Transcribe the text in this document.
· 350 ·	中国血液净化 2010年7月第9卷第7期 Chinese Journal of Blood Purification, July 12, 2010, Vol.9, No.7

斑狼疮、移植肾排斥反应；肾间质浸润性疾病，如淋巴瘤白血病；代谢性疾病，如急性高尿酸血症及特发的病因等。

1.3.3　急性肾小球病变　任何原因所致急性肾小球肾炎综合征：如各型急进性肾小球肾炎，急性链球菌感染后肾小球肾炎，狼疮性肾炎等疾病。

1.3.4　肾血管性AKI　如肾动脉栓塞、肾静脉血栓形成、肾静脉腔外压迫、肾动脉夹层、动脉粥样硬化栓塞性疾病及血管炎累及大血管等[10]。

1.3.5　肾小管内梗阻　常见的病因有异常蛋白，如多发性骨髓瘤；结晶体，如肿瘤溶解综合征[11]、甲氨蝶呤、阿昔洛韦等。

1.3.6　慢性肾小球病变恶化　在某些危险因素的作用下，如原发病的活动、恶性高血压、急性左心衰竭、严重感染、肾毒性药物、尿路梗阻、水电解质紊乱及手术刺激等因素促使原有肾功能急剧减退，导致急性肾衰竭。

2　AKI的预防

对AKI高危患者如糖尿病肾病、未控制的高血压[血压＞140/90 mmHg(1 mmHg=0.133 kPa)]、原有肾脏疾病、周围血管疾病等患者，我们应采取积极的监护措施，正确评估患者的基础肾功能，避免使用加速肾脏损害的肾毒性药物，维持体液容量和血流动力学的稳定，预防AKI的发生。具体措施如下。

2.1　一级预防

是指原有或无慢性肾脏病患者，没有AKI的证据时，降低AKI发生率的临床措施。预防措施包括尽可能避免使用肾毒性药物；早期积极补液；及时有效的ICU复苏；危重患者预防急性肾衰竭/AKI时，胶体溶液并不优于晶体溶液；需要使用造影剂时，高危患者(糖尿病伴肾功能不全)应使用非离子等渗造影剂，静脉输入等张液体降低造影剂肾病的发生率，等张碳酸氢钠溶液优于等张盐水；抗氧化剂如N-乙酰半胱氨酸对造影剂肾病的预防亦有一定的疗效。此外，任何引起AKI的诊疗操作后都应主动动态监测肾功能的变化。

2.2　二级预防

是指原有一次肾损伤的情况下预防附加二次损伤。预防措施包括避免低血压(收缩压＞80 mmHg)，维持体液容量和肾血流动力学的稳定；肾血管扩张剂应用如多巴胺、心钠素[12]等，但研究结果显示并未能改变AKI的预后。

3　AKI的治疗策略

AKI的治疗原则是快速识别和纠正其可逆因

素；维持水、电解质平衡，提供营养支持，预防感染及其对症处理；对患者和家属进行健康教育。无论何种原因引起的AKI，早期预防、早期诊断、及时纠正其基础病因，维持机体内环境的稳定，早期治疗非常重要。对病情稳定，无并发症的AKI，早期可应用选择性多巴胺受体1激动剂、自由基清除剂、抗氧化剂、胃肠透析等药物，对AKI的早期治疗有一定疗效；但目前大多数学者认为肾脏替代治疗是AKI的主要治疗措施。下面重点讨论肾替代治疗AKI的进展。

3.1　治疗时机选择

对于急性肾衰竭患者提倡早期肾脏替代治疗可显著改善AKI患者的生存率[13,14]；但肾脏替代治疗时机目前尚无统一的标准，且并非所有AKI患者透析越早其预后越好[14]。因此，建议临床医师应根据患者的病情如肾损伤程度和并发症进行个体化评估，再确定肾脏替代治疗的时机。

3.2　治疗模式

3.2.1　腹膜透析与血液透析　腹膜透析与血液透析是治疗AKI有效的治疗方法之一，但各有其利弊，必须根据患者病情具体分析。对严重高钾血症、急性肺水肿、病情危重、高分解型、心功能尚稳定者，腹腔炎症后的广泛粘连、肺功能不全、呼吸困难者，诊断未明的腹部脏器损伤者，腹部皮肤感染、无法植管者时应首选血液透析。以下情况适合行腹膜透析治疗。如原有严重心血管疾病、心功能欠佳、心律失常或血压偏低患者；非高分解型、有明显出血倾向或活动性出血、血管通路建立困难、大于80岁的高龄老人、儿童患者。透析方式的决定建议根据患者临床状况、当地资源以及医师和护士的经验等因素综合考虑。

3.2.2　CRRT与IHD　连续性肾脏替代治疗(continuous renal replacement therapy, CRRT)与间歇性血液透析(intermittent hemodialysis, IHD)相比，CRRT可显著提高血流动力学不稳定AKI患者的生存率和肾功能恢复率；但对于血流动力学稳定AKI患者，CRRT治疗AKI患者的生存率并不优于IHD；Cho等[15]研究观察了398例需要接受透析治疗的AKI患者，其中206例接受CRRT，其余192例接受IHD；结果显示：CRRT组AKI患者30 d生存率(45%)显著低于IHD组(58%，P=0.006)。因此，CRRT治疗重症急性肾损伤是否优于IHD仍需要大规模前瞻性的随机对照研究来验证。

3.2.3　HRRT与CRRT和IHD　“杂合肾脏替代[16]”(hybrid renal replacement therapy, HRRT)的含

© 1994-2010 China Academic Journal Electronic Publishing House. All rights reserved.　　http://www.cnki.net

Task goal =
Extract, from the listing above, every line where the string "mmHg" occurs.

Response for this exercise =
对AKI高危患者如糖尿病肾病、未控制的高血压[血压＞140/90 mmHg(1 mmHg=0.133 kPa)]、原有肾脏疾病、周围血管疾病等患者，我们应采取积极的监护措施，正确评估患者的基础肾功能，避免使用加速肾脏损害的肾毒性药物，维持体液容量和血流动力学的稳定，预防AKI的发生。具体措施如下。
是指原有一次肾损伤的情况下预防附加二次损伤。预防措施包括避免低血压(收缩压＞80 mmHg)，维持体液容量和肾血流动力学的稳定；肾血管扩张剂应用如多巴胺、心钠素[12]等，但研究结果显示并未能改变AKI的预后。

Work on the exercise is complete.